> _原文_
● ● ●
膵臓がんはなぜ早期発見が難しい?「尾道方式」なら5年生存率は全国平均の約2.5倍
乳がん治療の第一人者で昭和医科大特任教授の中村清吾医師が5月9日、膵臓がんで亡くなった。68歳だった。中村医師は2023年5月にステージ4の膵臓がんで、肝臓に転移していることを公表し、化学療法(抗がん剤)を受けていた。
中村医師は乳がん患者に対し、親身な診察・治療を実施するとともに、遺伝性乳がん・卵巣がん症候群について予防切除の公的医療保険適用実現に向けて尽力した。
中村医師の命を奪った膵臓がんは、自覚症状がほとんどないことが特徴だ。膵臓は沈黙の臓器であり、しかも通常の健診では早期発見が難しく、それが難治性の理由の一つになっている。
なぜ、発見が難しいのか。東大医学部を卒業し、東大病院でも勤務していた北青山D・CLINIC(東京都渋谷区)の阿保義久院長は次のように解説する。
「膵臓は胃の裏側(背中側)に位置しているため、他の多くの臓器に囲まれており、腹部超音波(エコー)検査などの一般的な方法では非常に見えづらい臓器です。表面からのエコー検査では皮膚、脂肪、胃、腸内のガスなど多くの障害があり、膵臓の小さな病変を鮮明に捉えることは困難です」
一方、背中側からの検査でも「背骨や肋骨、血管、筋肉が超音波の障害となるため、膵臓の明瞭な観察は難しくなります」。
● ● ●
> _課題 1_
膵臓がんの記事のうち、「中村医師は乳がん患者に対し、」から「鮮明に捉えることは困難です」」までの部分を一字一句違えずに書き写してください。
> _課題 2_
膵臓がんの記事をもとに、次の問いに答えてください。
(a) 中村清吾医師は何歳で亡くなりましたか。
(b) 阿保義久医師が院長を務めるクリニックの名称は何ですか。
(c) 膵臓は何の裏側に位置していると説明されていますか。

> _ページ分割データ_
● ● ●
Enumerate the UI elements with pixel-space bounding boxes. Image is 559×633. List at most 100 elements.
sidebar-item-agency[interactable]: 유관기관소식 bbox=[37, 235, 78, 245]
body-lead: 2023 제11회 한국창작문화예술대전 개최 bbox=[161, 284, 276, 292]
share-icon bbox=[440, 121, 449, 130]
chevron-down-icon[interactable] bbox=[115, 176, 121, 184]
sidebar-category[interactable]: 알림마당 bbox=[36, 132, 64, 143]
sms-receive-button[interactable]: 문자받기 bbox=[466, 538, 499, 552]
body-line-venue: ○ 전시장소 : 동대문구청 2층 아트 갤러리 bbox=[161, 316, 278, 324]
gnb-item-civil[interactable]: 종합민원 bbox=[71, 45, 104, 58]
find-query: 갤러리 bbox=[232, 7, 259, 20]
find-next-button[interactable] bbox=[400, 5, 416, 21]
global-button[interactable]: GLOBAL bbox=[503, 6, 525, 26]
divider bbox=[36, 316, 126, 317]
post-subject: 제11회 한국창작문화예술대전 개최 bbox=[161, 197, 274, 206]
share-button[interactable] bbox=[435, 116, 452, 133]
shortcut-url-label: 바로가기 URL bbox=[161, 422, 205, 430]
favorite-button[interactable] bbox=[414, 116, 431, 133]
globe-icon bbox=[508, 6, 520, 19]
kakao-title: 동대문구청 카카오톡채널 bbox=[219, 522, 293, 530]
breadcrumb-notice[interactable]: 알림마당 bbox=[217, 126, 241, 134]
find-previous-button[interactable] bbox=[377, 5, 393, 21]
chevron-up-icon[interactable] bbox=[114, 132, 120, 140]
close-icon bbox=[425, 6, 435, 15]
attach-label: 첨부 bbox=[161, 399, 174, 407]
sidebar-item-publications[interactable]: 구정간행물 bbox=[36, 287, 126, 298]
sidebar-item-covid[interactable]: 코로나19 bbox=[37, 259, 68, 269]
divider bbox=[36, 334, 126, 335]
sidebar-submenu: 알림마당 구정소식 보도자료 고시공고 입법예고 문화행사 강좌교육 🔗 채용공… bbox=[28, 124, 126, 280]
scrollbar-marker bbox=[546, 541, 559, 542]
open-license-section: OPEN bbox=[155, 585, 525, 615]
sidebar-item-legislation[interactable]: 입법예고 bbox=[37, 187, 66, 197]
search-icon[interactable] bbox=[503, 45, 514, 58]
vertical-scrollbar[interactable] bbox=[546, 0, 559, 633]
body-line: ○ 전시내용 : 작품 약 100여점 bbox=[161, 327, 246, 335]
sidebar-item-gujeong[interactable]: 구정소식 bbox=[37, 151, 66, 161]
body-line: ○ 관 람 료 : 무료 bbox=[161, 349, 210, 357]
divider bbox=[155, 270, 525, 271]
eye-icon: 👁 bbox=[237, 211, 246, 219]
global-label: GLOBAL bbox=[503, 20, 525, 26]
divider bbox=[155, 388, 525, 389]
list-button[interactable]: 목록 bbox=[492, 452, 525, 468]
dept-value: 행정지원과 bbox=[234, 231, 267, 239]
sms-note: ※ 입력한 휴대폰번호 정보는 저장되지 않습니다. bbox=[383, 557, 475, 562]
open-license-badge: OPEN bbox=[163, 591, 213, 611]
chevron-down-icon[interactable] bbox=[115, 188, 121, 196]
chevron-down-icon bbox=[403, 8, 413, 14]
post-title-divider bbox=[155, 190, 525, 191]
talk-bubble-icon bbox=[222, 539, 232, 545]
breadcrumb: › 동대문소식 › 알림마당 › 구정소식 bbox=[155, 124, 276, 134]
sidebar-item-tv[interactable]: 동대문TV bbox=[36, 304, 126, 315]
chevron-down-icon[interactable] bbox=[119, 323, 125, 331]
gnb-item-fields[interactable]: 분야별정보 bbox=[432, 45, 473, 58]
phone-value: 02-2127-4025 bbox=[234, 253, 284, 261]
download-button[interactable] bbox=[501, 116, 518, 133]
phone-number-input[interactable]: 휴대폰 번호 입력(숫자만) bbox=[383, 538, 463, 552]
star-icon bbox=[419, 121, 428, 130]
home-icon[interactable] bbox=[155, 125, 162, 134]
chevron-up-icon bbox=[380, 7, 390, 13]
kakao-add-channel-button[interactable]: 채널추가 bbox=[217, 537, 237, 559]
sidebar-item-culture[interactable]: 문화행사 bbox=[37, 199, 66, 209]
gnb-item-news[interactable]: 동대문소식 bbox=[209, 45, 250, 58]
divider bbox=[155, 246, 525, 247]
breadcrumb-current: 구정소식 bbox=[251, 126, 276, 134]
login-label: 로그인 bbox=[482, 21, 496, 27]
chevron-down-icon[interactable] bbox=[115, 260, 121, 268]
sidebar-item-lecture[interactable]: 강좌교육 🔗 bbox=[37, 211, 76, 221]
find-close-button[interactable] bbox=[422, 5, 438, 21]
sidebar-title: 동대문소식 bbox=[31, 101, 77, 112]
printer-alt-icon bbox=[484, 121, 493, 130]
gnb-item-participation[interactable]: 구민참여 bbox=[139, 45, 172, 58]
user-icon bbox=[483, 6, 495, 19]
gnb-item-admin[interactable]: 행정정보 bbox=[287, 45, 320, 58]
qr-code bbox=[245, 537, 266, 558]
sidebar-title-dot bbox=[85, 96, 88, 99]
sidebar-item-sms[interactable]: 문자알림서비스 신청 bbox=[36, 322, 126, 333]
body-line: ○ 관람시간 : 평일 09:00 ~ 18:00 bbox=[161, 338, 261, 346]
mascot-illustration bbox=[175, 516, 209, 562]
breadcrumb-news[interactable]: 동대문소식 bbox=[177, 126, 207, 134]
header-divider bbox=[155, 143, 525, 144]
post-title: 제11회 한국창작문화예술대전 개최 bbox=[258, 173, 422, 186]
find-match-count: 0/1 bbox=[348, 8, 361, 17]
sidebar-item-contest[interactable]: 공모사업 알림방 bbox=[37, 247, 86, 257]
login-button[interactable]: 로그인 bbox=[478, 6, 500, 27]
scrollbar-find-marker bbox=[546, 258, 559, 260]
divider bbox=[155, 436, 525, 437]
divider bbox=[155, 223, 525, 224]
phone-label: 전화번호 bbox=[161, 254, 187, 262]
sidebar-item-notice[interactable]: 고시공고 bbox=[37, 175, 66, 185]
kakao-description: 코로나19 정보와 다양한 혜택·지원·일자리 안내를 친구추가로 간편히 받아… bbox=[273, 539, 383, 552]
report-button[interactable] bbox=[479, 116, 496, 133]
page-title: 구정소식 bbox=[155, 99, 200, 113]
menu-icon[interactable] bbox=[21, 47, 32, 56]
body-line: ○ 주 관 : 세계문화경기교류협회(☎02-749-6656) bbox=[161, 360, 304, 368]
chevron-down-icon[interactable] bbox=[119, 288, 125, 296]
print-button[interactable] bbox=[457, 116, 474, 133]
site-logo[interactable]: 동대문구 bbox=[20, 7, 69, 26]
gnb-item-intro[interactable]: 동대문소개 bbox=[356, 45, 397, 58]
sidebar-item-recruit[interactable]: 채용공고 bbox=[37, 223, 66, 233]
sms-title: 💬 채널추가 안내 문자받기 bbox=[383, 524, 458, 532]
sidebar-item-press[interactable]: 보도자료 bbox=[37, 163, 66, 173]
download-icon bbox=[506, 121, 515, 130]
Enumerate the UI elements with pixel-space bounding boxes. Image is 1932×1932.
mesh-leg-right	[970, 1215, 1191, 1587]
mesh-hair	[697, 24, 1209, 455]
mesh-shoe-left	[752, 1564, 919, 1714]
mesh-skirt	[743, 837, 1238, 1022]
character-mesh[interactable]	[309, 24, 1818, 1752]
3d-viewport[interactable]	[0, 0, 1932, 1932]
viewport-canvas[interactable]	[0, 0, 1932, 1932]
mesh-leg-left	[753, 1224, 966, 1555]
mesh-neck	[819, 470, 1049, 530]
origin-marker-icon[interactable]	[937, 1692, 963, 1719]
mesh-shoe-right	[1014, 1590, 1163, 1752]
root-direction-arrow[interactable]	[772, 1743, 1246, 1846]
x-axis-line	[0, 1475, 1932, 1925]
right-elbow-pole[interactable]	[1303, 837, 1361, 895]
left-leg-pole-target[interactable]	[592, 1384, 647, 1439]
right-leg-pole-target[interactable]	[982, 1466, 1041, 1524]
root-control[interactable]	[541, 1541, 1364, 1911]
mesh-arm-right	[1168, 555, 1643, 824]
● ● ●
> _回答欄 1_
中村医師は乳がん患者に対し、親身な診察・治療を実施するとともに、遺伝性乳がん・卵巣がん症候群について予防切除の公的医療保険適用実現に向けて尽力した。
中村医師の命を奪った膵臓がんは、自覚症状がほとんどないことが特徴だ。膵臓は沈黙の臓器であり、しかも通常の健診では早期発見が難しく、それが難治性の理由の一つになっている。
なぜ、発見が難しいのか。東大医学部を卒業し、東大病院でも勤務していた北青山D・CLINIC(東京都渋谷区)の阿保義久院長は次のように解説する。
「膵臓は胃の裏側(背中側)に位置しているため、他の多くの臓器に囲まれており、腹部超音波(エコー)検査などの一般的な方法では非常に見えづらい臓器です。表面からのエコー検査では皮膚、脂肪、胃、腸内のガスなど多くの障害があり、膵臓の小さな病変を鮮明に捉えることは困難です」

> _回答欄 2_
(a) 68歳です。
(b) 北青山D・CLINICです。
(c) 胃の裏側(背中側)です。